Goal ▸ Extract every line that includes the string "name".

Material provided ▸
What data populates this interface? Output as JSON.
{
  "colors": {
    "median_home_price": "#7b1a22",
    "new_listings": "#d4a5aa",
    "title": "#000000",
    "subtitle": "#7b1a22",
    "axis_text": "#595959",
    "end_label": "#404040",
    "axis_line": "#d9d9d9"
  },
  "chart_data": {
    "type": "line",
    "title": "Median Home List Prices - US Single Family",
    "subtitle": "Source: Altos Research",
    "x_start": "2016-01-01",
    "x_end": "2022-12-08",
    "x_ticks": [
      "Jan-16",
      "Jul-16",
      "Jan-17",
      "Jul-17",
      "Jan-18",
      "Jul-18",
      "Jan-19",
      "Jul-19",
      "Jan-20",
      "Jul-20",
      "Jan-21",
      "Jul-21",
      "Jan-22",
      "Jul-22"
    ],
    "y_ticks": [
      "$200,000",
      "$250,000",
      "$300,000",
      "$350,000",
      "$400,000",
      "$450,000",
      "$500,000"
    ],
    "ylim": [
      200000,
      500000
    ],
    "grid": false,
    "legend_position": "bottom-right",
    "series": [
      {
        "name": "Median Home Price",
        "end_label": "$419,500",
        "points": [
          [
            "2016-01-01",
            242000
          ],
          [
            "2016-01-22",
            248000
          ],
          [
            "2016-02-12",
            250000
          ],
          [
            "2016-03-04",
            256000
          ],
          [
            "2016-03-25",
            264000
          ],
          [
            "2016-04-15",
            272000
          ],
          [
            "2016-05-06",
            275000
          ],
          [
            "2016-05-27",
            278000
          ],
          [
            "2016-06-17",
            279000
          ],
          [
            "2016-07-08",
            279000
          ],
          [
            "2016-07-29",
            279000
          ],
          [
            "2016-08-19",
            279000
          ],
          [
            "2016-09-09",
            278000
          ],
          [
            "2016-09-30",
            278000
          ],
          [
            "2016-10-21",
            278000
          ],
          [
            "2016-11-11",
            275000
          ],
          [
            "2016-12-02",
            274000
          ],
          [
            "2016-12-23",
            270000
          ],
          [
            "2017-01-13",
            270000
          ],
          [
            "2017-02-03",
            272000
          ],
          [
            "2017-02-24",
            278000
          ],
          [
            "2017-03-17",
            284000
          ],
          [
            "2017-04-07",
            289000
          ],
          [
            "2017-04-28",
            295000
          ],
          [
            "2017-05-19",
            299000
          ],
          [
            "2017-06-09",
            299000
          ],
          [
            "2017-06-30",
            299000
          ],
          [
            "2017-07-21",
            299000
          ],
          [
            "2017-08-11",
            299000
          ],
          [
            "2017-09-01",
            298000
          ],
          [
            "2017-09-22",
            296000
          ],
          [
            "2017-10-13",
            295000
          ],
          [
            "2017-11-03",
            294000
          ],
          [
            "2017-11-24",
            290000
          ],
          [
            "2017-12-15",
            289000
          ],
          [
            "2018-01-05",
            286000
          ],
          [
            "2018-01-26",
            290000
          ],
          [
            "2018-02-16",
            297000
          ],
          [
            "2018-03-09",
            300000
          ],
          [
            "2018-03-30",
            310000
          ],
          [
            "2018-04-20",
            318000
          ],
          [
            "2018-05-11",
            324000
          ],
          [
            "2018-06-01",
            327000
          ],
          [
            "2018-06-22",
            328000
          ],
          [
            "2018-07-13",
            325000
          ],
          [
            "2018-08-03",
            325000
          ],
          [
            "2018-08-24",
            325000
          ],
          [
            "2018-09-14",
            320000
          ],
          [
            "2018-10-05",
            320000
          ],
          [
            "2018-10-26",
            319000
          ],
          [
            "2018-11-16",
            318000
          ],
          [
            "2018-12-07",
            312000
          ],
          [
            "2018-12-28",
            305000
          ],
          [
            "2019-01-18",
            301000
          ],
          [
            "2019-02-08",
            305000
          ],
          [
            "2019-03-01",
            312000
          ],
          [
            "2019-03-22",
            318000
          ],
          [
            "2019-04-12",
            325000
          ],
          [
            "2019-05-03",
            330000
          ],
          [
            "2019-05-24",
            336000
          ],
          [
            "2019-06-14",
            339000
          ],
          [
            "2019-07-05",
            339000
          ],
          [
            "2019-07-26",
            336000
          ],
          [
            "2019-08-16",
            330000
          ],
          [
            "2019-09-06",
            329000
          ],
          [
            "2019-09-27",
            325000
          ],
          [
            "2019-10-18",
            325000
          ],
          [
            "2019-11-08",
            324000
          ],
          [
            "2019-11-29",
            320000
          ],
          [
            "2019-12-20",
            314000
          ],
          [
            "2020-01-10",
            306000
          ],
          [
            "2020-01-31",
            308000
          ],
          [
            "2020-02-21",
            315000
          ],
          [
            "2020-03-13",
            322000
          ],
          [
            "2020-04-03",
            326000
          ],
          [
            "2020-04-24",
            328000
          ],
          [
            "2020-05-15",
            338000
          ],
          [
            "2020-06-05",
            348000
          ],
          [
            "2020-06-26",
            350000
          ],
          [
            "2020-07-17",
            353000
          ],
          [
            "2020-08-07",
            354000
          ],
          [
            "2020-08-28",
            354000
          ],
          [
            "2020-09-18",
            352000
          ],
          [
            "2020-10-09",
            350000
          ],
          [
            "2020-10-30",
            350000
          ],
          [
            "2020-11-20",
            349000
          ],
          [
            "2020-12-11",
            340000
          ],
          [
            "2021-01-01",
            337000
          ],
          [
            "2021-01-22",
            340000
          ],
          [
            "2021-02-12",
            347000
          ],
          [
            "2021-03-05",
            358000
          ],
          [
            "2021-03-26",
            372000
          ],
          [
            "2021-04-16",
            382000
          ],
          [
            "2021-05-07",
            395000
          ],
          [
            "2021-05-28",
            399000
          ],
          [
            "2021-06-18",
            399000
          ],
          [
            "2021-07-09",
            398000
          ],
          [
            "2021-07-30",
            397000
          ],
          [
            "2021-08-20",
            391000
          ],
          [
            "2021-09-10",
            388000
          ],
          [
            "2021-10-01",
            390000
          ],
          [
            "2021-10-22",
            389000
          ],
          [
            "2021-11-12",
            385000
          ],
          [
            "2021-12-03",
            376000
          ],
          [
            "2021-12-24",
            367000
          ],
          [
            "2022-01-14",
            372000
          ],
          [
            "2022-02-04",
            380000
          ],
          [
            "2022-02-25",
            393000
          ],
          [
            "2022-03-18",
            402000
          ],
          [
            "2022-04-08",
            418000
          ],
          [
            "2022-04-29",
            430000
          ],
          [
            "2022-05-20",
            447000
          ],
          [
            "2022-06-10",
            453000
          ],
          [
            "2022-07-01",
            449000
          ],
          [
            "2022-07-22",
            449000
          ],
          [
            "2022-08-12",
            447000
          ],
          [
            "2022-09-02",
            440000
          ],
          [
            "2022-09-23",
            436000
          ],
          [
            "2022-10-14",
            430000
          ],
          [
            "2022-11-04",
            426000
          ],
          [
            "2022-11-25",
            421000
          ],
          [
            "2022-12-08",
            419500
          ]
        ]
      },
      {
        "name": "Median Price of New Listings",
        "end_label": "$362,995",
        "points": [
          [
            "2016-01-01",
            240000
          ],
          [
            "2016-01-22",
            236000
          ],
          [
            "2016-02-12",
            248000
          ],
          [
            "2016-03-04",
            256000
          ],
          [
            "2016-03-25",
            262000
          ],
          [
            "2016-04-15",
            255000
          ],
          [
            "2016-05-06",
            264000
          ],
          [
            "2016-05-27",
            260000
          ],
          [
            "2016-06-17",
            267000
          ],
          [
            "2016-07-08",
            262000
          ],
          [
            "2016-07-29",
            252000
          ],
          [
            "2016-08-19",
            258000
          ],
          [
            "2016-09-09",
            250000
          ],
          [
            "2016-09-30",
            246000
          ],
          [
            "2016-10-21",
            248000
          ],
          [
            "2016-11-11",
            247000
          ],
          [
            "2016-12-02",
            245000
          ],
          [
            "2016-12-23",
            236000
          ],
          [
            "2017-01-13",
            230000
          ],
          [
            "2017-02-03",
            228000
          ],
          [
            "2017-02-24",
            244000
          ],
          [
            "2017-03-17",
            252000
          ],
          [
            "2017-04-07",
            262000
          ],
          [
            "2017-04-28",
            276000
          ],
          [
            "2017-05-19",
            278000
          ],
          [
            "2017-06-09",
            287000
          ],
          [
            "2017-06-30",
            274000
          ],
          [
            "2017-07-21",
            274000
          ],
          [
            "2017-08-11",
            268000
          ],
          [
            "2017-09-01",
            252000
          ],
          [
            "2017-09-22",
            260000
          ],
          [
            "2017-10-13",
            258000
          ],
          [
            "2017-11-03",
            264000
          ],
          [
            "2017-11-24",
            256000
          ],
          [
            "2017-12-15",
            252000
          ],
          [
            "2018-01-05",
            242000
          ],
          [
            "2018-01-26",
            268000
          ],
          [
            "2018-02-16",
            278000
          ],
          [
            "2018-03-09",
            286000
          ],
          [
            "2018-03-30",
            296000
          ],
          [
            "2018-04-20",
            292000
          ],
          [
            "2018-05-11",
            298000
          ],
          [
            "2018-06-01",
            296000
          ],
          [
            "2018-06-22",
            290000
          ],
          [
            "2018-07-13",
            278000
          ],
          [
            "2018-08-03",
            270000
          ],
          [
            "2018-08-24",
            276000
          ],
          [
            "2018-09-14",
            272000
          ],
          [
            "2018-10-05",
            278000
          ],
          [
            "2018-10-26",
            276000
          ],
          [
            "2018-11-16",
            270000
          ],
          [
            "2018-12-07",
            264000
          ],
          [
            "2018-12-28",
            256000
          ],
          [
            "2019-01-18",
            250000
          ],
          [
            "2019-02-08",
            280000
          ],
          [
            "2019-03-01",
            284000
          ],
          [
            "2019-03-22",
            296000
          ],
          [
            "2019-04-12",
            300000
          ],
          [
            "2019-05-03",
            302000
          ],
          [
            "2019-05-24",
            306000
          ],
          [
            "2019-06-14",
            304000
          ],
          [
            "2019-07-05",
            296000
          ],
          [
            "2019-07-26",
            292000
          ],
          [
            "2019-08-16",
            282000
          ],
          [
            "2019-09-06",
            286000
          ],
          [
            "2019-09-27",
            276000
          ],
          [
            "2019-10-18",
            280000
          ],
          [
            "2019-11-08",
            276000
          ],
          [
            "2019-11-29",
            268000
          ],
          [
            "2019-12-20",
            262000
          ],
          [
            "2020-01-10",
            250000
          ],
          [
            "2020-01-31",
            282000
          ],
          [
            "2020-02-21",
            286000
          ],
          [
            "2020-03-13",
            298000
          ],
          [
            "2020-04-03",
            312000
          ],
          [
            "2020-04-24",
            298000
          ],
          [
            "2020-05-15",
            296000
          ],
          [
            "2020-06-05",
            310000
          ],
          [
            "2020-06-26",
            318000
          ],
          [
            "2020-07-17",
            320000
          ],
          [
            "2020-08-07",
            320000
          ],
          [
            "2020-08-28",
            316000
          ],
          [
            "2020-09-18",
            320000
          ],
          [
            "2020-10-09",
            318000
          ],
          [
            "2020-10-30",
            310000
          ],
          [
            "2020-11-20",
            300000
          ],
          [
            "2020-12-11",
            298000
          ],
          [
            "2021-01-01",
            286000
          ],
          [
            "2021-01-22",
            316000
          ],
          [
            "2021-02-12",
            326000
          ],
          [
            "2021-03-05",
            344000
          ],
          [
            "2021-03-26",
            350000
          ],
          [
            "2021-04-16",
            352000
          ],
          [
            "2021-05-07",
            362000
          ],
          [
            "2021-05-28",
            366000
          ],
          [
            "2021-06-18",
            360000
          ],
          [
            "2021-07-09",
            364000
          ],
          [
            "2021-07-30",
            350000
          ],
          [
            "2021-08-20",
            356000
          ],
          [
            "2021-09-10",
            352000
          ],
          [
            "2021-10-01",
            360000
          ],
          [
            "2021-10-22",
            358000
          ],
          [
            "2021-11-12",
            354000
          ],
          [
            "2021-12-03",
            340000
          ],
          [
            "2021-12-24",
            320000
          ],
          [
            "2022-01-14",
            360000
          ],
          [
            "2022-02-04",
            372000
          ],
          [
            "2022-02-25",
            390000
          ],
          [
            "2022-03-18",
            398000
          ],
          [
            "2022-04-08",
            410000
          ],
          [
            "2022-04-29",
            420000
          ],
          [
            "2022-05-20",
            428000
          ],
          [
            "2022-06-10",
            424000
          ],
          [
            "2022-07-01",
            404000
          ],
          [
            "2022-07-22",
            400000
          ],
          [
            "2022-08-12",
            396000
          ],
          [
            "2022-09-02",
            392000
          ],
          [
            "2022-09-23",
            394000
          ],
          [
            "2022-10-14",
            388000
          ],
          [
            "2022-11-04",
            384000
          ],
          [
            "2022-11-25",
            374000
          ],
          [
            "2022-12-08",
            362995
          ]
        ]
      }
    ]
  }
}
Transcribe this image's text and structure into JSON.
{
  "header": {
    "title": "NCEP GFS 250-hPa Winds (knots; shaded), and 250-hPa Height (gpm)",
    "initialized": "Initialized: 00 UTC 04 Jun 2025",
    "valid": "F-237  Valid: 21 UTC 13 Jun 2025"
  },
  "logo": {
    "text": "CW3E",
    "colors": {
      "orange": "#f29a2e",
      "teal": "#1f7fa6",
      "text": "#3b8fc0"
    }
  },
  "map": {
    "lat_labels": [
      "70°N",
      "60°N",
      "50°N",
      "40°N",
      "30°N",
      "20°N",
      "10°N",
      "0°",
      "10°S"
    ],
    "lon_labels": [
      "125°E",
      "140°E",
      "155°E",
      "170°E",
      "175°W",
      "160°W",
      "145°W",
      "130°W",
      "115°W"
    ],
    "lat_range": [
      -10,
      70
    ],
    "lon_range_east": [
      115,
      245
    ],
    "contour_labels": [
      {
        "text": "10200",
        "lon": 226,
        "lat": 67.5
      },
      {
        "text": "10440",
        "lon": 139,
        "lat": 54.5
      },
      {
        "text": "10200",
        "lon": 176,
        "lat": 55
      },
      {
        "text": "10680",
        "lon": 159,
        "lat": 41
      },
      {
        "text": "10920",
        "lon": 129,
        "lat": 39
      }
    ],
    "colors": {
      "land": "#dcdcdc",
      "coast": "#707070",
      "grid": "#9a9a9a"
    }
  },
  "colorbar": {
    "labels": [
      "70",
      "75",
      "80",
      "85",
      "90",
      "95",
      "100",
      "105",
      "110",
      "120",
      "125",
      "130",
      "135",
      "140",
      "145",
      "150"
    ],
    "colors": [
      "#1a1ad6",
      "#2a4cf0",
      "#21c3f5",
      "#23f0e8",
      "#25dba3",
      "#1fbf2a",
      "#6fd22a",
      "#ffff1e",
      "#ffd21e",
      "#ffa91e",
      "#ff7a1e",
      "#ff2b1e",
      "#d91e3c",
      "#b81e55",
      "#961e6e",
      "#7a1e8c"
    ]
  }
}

Exercise result ▸
        "name": "Median Home Price",
        "name": "Median Price of New Listings",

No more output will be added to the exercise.